(Element box items)
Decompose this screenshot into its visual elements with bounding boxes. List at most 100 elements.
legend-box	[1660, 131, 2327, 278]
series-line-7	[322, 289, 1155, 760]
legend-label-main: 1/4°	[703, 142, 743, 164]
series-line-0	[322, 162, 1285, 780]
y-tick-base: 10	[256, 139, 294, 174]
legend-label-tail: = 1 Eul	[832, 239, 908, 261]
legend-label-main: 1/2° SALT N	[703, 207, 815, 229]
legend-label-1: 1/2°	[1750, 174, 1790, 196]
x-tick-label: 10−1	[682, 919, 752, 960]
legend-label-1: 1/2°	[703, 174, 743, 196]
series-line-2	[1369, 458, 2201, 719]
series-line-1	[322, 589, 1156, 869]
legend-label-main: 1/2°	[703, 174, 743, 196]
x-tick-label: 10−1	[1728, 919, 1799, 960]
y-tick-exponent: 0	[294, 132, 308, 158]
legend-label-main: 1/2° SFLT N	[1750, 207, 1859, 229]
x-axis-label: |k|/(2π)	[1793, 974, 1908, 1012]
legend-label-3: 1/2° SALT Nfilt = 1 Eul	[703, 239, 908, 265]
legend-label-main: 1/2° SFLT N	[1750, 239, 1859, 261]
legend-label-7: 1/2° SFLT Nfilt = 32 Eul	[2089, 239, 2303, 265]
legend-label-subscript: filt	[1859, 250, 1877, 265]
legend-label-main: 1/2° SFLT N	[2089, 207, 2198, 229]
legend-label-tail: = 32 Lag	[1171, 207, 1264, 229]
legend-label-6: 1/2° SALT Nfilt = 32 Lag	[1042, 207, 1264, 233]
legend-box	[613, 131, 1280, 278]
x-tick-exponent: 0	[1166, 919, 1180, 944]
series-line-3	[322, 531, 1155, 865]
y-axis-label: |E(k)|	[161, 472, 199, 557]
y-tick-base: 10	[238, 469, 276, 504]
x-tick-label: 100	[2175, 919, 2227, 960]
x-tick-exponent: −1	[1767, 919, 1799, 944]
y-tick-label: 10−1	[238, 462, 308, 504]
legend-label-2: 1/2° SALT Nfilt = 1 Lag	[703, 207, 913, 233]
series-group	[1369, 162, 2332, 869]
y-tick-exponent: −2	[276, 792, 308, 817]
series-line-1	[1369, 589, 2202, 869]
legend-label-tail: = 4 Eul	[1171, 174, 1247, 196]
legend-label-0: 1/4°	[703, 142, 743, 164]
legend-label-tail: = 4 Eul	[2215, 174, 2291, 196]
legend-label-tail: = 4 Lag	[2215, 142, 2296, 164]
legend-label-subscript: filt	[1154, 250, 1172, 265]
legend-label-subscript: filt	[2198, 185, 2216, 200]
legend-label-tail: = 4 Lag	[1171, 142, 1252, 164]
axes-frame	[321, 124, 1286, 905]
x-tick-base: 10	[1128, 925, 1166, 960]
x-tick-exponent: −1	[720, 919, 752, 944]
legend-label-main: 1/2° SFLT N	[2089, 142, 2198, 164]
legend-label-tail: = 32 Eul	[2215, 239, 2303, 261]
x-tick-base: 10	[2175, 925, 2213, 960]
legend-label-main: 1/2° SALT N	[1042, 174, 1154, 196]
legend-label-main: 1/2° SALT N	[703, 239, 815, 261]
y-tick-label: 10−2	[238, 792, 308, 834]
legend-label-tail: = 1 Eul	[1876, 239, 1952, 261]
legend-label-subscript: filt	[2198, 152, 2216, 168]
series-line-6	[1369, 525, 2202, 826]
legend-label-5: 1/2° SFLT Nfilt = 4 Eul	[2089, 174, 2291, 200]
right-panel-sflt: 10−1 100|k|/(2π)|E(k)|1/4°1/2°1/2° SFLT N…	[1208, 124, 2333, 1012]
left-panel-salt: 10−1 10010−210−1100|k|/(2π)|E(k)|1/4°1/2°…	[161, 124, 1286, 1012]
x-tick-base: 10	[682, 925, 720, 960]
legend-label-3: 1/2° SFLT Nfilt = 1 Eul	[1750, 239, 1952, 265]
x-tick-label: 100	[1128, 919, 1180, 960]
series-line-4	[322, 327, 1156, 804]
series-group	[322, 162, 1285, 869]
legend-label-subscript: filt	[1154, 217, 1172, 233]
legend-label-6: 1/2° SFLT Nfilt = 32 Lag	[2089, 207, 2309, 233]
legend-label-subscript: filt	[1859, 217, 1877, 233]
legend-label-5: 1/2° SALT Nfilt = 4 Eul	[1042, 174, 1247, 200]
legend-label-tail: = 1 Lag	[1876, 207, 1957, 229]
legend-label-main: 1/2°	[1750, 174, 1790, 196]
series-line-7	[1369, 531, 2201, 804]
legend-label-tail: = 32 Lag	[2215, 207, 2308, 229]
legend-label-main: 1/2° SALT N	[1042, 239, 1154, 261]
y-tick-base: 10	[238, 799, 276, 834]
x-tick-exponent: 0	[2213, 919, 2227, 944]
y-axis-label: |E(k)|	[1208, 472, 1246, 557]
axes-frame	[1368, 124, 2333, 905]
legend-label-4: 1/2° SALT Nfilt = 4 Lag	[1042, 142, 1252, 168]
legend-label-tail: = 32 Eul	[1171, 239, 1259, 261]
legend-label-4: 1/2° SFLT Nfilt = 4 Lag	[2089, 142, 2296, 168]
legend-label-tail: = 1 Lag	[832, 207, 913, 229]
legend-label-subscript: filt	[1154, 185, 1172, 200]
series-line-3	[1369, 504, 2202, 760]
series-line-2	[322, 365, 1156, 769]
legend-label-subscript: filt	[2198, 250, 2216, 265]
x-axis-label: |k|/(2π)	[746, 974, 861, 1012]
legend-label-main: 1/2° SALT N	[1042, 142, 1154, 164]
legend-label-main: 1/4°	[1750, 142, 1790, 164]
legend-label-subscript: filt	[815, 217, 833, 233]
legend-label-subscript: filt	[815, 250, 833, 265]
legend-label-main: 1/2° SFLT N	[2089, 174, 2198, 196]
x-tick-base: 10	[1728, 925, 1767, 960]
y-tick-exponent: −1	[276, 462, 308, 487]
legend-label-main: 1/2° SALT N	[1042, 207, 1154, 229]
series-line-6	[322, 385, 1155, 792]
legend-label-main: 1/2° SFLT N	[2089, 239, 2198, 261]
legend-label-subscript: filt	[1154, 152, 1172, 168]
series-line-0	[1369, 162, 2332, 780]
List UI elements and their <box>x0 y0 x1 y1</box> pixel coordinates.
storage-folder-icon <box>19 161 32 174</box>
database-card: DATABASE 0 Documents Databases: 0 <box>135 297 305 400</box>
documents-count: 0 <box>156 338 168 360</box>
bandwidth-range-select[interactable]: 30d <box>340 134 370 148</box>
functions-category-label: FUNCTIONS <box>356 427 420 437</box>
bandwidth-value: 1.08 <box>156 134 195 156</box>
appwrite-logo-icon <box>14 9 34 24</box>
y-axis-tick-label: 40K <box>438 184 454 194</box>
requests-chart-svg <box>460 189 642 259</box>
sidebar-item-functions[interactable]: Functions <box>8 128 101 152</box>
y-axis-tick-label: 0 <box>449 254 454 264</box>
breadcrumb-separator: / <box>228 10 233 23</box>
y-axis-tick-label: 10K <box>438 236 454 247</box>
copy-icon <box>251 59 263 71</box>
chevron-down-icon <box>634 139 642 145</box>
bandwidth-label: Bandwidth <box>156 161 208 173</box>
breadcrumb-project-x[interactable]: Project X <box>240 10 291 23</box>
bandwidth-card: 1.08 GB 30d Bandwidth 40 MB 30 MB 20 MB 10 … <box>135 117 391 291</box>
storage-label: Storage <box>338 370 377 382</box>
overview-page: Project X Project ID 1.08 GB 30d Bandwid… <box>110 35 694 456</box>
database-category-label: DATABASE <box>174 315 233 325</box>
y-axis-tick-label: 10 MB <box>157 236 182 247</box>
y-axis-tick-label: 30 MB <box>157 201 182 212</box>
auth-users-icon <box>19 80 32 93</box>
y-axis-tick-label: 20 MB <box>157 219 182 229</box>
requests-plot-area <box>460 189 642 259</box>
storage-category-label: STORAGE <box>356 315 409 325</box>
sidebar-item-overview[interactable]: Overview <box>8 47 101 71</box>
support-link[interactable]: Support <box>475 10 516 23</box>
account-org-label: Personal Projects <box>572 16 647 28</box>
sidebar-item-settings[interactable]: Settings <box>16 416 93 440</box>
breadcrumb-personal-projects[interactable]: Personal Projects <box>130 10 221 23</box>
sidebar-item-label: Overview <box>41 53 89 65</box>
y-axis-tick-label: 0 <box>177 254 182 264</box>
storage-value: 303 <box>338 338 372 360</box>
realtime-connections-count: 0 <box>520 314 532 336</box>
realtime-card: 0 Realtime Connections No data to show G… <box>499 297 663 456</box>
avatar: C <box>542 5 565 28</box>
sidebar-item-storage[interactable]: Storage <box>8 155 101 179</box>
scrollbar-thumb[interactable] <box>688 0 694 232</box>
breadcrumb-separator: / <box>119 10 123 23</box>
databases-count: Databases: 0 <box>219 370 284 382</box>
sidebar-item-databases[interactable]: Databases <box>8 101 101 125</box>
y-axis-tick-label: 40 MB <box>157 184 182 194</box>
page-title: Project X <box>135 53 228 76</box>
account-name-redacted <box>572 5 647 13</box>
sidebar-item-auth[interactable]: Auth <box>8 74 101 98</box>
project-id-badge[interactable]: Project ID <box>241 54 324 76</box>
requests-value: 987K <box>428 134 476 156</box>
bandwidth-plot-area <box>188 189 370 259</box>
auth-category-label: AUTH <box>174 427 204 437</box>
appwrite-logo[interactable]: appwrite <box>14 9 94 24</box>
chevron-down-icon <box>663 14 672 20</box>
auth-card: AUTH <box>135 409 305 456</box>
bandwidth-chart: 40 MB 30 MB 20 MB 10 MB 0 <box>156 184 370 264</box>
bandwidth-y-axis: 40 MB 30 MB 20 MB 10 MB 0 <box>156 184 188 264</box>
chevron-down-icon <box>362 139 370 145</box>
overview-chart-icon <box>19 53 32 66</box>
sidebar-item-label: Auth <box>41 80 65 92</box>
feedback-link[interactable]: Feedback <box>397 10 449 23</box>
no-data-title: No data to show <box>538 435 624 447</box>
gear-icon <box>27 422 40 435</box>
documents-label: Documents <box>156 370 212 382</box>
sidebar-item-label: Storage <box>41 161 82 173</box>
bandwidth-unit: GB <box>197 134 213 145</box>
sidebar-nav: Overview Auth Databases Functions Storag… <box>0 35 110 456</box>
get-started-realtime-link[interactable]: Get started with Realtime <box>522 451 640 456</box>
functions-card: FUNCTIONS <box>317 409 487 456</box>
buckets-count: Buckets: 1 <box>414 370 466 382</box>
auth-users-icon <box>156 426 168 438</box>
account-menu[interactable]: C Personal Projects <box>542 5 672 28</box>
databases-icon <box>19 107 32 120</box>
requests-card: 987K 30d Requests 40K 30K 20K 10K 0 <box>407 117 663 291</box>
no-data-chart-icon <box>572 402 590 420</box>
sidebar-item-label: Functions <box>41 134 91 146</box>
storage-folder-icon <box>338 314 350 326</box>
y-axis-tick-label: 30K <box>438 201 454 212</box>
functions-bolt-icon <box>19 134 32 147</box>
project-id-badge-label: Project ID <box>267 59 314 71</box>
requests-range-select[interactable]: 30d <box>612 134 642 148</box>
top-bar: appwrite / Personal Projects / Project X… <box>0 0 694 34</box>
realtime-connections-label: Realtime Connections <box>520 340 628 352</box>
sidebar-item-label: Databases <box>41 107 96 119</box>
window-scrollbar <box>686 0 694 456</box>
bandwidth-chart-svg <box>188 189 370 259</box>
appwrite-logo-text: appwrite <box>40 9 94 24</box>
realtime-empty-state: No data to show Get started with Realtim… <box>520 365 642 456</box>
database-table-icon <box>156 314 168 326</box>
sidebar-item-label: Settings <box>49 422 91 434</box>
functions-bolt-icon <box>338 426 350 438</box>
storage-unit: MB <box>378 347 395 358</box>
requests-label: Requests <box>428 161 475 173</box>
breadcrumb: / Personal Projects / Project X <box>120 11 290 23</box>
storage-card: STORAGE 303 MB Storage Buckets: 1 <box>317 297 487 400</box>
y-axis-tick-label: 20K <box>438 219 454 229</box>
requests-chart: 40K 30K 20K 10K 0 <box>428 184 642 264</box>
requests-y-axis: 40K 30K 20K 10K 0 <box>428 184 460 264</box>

- **TO DO**
Give the lines from the start of the items through the line containing "162, 1285, 780]", including that line, as a JSON list of strings with one string per line and no blank lines.

- **ANSWER TO THE TASK**
[
  "Decompose this screenshot into its visual elements with bounding boxes. List at most 100 elements.",
  "legend-box\t[1660, 131, 2327, 278]",
  "series-line-7\t[322, 289, 1155, 760]",
  "legend-label-main: 1/4°\t[703, 142, 743, 164]",
  "series-line-0\t[322, 162, 1285, 780]"
]